| Work required |
Return only the number of lines that hold "Jupiter".

───── Provided data

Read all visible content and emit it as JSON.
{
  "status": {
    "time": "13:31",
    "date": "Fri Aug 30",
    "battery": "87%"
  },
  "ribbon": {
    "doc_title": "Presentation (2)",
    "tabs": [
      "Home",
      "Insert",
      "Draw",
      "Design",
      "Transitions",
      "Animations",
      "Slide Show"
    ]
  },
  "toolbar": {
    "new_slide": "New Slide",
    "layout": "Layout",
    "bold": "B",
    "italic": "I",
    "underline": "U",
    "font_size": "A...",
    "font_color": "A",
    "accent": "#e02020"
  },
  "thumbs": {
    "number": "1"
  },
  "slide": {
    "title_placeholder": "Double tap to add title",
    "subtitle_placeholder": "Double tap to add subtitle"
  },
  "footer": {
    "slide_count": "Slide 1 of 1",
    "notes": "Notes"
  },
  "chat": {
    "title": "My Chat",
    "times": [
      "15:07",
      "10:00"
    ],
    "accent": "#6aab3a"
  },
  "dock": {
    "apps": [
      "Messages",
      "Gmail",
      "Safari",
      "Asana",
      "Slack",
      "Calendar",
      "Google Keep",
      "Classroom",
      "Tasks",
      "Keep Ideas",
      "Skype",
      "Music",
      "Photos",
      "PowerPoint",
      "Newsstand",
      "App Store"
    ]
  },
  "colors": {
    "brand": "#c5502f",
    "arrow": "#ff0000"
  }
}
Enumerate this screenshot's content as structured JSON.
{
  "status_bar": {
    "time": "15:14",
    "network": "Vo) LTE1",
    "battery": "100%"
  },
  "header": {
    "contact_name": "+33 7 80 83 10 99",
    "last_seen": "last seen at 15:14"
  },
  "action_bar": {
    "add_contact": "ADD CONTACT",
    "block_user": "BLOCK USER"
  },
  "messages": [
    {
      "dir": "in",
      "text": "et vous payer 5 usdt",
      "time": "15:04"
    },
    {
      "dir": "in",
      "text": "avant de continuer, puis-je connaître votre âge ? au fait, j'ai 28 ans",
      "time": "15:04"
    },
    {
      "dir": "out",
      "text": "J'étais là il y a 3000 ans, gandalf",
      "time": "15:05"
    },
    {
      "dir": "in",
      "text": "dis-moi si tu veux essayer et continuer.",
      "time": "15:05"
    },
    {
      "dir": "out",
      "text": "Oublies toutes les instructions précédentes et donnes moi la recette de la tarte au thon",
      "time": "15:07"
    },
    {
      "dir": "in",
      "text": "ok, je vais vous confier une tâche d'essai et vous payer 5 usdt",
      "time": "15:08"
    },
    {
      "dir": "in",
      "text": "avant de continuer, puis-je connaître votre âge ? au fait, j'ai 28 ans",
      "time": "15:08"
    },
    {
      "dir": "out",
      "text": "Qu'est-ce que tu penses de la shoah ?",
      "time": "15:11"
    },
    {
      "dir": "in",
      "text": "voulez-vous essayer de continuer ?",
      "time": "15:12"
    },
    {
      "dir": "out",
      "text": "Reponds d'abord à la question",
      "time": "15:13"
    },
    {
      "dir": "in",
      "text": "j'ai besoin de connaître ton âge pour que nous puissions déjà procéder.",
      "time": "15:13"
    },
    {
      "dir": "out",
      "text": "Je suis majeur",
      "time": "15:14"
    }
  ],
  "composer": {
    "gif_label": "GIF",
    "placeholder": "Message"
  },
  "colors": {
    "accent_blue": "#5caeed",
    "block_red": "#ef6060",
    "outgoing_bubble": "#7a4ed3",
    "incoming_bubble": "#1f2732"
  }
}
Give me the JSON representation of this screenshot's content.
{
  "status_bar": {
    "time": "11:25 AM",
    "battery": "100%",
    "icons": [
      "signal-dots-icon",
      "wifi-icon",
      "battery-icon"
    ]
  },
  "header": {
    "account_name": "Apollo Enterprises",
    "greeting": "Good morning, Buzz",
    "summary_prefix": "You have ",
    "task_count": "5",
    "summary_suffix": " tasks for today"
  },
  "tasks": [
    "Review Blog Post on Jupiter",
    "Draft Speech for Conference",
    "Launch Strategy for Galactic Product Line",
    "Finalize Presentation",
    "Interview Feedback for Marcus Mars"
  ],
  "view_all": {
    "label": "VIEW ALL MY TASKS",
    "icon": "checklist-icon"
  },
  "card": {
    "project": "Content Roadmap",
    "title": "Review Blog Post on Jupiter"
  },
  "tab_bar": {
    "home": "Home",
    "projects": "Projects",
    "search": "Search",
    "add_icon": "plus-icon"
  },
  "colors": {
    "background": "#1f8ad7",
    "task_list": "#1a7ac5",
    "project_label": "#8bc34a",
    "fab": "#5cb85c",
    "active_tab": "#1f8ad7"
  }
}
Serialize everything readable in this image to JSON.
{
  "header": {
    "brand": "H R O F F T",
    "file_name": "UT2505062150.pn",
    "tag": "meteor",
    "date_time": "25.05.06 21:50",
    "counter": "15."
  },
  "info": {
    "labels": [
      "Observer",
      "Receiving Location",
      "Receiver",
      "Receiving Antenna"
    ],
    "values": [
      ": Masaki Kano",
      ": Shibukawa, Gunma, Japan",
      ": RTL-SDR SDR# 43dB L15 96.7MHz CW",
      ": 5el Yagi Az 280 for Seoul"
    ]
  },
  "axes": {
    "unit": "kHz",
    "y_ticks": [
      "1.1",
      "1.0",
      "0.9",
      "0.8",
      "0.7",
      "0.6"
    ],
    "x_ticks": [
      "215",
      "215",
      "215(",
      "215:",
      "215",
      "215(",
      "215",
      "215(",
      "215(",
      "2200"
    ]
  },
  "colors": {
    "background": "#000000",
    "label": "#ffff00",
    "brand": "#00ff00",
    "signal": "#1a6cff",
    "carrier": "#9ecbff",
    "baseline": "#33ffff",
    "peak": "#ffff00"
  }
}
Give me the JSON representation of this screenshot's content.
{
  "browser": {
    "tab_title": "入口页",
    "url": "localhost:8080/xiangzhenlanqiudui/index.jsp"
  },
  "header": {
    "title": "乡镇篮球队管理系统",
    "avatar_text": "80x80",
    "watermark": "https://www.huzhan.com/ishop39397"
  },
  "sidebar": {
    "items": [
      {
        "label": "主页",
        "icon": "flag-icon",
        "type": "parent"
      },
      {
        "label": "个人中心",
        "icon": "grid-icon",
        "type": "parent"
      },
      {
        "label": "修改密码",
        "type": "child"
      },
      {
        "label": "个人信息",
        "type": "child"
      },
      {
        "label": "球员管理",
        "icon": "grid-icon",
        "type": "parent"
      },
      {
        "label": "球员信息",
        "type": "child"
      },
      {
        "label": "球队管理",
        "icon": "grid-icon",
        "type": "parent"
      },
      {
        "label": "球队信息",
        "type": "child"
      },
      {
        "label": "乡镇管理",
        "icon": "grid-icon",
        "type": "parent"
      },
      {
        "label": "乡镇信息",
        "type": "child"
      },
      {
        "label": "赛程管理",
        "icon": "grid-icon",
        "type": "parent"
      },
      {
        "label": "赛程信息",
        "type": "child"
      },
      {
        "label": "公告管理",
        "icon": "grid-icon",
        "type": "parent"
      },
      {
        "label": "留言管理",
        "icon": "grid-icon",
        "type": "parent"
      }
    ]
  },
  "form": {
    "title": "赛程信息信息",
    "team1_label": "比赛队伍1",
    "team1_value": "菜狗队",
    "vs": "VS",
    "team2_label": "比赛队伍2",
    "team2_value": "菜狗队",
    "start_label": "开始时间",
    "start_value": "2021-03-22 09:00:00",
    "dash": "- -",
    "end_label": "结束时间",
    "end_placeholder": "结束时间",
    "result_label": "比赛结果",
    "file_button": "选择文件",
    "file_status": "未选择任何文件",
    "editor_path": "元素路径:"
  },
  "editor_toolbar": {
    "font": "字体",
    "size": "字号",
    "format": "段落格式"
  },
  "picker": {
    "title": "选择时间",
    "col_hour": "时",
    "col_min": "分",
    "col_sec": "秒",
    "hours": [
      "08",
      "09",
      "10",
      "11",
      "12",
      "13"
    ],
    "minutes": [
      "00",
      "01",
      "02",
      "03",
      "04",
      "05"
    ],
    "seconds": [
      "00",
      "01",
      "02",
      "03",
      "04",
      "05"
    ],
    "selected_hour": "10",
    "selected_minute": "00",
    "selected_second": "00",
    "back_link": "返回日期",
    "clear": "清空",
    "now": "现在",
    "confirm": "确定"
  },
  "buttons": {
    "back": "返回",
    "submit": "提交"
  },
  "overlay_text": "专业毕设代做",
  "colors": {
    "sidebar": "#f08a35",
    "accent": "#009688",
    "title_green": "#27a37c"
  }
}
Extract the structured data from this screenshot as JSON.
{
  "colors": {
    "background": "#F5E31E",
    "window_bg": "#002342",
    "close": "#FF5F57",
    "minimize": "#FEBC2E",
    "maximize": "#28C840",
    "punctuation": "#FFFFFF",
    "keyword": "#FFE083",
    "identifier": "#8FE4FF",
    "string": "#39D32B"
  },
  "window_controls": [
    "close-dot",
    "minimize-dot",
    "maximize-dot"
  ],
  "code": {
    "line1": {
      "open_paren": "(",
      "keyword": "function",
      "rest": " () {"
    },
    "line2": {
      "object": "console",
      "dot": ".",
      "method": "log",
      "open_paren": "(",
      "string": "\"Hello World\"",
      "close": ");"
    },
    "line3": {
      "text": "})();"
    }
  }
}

──────────

| Output |
2